───── Excerpt

When light enters the eye, it’s just the beginning of a complex pathway through the brain. Along that pathway, there are many “gates” through which the light has to pass before it reaches the visual cortex (located at the back of the brain) for processing. The area of the visual pathway that is most impacted by blue light is the suprachiasmatic nucleus (SCN) located inside the hypothalamus. This is the center that controls our circadian rhythm.
Multiple studies have shown that light from LED screens within two hours of bedtime delay the circadian cycle and suppress melatonin, which ultimately leads to decreased restfulness during the night and impaired alertness the following morning. Further randomized trials compared a control group (normal routine) to subjects who were exposed to less blue light two hours before bedtime, who reported subjective improvement to sleep quality and mood. Additionally, individuals who have a decreased or altered circadian rhythm have a higher incidence of metabolic disorders like diabetes and depression.

──────────

→ How to complete this task: According to the excerpt on blue light and sleep, which area of the visual pathway is most affected by blue light?

───── Dataset

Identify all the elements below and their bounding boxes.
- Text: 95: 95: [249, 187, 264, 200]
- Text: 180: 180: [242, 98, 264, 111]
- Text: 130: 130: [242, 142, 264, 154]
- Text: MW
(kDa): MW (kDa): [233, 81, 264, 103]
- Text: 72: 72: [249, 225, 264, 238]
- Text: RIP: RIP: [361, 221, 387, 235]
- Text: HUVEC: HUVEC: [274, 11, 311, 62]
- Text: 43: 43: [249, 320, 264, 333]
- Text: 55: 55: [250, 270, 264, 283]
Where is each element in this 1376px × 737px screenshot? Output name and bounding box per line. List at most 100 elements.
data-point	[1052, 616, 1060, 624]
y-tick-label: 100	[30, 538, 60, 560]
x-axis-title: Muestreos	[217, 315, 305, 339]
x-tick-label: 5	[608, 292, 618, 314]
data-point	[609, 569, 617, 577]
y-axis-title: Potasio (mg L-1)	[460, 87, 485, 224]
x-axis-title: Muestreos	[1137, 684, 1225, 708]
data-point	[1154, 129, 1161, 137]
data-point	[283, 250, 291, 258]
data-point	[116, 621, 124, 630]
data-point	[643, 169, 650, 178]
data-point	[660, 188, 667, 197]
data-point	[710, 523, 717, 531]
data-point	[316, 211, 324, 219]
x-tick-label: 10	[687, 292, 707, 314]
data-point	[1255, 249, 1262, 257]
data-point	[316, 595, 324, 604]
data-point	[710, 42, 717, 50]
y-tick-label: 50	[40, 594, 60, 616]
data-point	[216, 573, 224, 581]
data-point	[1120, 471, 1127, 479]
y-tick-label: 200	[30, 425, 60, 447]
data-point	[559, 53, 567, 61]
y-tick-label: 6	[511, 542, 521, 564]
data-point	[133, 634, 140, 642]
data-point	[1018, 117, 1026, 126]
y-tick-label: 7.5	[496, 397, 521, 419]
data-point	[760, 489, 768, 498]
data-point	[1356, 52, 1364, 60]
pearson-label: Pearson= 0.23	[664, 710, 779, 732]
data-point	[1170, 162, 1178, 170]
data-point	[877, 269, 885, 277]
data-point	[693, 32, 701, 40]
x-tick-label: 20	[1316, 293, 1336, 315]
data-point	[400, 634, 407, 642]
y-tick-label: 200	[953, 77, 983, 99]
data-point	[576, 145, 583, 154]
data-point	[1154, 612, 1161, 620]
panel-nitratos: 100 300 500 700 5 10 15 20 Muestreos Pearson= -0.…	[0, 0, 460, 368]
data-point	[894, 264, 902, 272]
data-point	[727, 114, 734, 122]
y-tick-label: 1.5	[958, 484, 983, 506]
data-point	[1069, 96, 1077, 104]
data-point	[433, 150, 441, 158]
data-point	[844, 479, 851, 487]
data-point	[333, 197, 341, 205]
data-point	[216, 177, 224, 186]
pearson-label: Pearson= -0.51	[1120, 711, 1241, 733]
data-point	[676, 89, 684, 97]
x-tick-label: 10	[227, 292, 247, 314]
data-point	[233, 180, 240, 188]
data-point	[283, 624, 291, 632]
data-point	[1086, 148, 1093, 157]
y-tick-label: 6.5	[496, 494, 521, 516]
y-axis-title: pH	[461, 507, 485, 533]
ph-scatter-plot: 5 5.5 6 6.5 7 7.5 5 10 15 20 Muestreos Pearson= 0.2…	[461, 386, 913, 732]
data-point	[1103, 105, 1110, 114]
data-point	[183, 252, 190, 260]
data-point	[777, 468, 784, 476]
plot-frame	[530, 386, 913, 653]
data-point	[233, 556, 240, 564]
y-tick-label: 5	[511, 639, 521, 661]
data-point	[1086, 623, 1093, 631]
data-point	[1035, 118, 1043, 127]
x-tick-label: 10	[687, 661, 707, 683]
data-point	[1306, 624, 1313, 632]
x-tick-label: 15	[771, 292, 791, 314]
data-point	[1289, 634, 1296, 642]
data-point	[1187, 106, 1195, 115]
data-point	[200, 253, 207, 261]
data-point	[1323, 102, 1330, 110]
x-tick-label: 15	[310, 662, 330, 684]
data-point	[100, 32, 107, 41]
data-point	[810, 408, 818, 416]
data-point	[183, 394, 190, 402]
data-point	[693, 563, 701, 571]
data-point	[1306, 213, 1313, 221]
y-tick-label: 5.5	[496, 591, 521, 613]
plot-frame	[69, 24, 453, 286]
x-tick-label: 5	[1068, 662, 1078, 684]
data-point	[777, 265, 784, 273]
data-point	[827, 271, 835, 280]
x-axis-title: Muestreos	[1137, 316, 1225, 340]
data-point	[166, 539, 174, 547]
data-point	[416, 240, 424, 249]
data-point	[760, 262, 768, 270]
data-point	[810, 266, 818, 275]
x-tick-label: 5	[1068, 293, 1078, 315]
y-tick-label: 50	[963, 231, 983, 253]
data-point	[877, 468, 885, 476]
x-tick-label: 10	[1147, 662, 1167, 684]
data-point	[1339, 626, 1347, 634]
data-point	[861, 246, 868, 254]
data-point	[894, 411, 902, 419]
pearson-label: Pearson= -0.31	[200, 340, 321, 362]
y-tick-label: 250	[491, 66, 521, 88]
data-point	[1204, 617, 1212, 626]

──────────

→ Reply to the task: The suprachiasmatic nucleus (SCN), located inside the hypothalamus.